* **Exercise requirements**: Only the run of lines from the one containing "Serialize everything readable" through the last line should be returned, exactly as written.

* **Record set**:
•••

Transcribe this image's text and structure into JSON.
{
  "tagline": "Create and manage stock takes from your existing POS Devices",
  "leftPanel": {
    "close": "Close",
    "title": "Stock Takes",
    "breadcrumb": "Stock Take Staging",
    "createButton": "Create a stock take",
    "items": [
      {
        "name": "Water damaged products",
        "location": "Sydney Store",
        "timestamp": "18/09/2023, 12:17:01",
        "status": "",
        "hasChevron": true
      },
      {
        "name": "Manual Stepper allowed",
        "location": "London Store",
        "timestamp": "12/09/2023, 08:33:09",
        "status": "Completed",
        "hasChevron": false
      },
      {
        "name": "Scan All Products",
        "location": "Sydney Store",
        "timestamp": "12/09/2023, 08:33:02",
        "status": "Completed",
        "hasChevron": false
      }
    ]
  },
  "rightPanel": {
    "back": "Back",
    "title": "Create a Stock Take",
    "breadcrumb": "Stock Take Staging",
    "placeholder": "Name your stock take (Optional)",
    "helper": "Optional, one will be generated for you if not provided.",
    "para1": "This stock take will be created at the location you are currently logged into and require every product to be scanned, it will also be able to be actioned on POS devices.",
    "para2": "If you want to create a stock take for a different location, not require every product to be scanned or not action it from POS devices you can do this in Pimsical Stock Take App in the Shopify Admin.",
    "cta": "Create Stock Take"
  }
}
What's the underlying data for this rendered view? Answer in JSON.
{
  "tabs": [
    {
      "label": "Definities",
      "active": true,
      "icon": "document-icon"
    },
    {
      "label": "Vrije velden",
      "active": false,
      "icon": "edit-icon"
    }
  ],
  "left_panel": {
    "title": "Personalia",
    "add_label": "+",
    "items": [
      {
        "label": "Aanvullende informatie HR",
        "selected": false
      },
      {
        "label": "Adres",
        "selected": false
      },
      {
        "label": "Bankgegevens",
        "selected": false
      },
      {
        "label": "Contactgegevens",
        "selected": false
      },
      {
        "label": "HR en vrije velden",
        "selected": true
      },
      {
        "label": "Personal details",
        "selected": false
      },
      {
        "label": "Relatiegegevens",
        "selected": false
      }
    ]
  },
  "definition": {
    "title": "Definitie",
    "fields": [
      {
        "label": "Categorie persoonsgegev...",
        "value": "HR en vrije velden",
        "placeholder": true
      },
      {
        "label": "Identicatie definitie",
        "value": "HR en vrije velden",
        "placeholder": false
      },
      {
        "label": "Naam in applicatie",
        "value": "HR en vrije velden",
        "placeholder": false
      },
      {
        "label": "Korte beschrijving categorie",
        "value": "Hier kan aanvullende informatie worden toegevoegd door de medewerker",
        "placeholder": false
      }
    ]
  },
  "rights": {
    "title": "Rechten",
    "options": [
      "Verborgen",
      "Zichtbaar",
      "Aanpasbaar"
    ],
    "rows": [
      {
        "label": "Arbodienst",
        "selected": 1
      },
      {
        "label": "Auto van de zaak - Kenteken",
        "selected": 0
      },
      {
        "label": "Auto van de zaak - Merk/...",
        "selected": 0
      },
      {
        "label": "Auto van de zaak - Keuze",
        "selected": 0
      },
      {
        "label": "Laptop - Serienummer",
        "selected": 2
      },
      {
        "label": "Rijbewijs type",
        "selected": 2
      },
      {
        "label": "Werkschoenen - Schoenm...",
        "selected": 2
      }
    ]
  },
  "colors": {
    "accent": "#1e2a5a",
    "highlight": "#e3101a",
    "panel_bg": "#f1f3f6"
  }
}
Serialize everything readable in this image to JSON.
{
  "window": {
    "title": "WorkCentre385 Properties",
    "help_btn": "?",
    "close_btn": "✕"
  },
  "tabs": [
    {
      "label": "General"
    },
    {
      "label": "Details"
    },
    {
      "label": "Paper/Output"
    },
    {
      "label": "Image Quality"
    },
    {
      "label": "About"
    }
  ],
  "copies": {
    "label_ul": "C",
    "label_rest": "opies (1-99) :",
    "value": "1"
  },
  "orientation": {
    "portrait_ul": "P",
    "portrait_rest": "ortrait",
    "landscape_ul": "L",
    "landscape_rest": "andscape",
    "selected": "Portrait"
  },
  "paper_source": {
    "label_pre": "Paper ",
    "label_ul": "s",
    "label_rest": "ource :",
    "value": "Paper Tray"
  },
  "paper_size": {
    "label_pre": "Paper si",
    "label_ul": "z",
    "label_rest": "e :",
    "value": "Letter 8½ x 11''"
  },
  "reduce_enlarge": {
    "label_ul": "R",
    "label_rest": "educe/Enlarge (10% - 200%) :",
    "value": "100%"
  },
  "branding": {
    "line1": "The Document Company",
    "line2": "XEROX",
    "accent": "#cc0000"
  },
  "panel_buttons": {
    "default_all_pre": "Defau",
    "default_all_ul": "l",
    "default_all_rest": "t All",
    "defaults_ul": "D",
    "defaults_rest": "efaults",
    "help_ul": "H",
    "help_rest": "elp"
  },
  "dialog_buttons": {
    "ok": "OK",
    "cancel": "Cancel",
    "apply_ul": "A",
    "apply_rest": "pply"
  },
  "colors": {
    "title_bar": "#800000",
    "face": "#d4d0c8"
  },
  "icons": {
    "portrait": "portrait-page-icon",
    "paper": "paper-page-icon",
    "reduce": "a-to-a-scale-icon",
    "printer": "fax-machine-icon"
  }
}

•••

* **Expected answer**:
Serialize everything readable in this image to JSON.
{
  "window": {
    "title": "WorkCentre385 Properties",
    "help_btn": "?",
    "close_btn": "✕"
  },
  "tabs": [
    {
      "label": "General"
    },
    {
      "label": "Details"
    },
    {
      "label": "Paper/Output"
    },
    {
      "label": "Image Quality"
    },
    {
      "label": "About"
    }
  ],
  "copies": {
    "label_ul": "C",
    "label_rest": "opies (1-99) :",
    "value": "1"
  },
  "orientation": {
    "portrait_ul": "P",
    "portrait_rest": "ortrait",
    "landscape_ul": "L",
    "landscape_rest": "andscape",
    "selected": "Portrait"
  },
  "paper_source": {
    "label_pre": "Paper ",
    "label_ul": "s",
    "label_rest": "ource :",
    "value": "Paper Tray"
  },
  "paper_size": {
    "label_pre": "Paper si",
    "label_ul": "z",
    "label_rest": "e :",
    "value": "Letter 8½ x 11''"
  },
  "reduce_enlarge": {
    "label_ul": "R",
    "label_rest": "educe/Enlarge (10% - 200%) :",
    "value": "100%"
  },
  "branding": {
    "line1": "The Document Company",
    "line2": "XEROX",
    "accent": "#cc0000"
  },
  "panel_buttons": {
    "default_all_pre": "Defau",
    "default_all_ul": "l",
    "default_all_rest": "t All",
    "defaults_ul": "D",
    "defaults_rest": "efaults",
    "help_ul": "H",
    "help_rest": "elp"
  },
  "dialog_buttons": {
    "ok": "OK",
    "cancel": "Cancel",
    "apply_ul": "A",
    "apply_rest": "pply"
  },
  "colors": {
    "title_bar": "#800000",
    "face": "#d4d0c8"
  },
  "icons": {
    "portrait": "portrait-page-icon",
    "paper": "paper-page-icon",
    "reduce": "a-to-a-scale-icon",
    "printer": "fax-machine-icon"
  }
}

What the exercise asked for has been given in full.